Dataset records:
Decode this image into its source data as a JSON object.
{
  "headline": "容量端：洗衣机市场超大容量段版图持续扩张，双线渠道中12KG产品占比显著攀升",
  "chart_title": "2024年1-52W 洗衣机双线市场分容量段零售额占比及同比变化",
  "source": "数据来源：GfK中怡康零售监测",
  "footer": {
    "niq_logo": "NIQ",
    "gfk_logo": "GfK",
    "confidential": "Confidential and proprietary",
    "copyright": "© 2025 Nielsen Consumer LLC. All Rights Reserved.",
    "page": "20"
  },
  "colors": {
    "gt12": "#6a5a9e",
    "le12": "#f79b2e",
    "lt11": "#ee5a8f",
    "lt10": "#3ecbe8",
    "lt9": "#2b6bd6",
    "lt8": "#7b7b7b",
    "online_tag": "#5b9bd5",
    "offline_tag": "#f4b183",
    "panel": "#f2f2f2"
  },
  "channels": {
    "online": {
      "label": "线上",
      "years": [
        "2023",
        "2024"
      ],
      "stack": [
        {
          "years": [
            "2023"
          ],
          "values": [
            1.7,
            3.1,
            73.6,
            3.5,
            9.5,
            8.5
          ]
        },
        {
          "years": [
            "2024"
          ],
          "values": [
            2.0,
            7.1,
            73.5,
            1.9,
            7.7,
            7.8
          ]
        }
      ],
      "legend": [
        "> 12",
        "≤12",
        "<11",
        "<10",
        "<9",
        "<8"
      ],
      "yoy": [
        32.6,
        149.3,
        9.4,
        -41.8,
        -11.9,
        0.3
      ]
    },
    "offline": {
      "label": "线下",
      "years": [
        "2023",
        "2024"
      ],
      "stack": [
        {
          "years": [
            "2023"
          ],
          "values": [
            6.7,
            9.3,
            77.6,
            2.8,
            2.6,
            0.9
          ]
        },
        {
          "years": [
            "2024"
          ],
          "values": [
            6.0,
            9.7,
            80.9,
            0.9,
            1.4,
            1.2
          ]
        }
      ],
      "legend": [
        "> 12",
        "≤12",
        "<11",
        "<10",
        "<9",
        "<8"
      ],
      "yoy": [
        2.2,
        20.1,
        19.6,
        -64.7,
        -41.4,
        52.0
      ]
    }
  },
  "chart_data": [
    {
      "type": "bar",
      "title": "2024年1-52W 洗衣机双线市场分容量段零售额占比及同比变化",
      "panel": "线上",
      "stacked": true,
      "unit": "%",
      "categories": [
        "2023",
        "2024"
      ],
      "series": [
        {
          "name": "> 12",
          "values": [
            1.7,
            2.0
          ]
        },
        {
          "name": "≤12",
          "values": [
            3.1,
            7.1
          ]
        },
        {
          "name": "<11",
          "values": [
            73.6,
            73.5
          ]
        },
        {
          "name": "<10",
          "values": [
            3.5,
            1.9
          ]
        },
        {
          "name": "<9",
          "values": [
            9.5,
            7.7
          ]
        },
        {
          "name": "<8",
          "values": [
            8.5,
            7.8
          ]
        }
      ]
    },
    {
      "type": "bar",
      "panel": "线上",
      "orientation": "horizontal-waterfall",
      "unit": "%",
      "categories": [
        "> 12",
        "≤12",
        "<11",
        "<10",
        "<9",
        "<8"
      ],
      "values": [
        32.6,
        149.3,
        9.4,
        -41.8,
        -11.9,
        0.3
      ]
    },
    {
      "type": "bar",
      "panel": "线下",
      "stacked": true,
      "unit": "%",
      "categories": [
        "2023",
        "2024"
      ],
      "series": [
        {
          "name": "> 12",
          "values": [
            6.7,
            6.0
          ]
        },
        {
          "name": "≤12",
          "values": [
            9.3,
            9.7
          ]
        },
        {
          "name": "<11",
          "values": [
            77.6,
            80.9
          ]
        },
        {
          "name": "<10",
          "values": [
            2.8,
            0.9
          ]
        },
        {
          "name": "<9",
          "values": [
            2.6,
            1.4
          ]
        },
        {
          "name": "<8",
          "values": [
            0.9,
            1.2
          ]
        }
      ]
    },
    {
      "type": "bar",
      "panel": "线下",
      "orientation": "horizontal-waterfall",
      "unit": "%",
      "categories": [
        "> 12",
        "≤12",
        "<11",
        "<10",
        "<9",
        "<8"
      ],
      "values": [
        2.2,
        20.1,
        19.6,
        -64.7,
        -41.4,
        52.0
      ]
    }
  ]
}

Job: Which lines contain "source"? Copy each of them out.

Written response:
Decode this image into its source data as a JSON object.
  "source": "数据来源：GfK中怡康零售监测",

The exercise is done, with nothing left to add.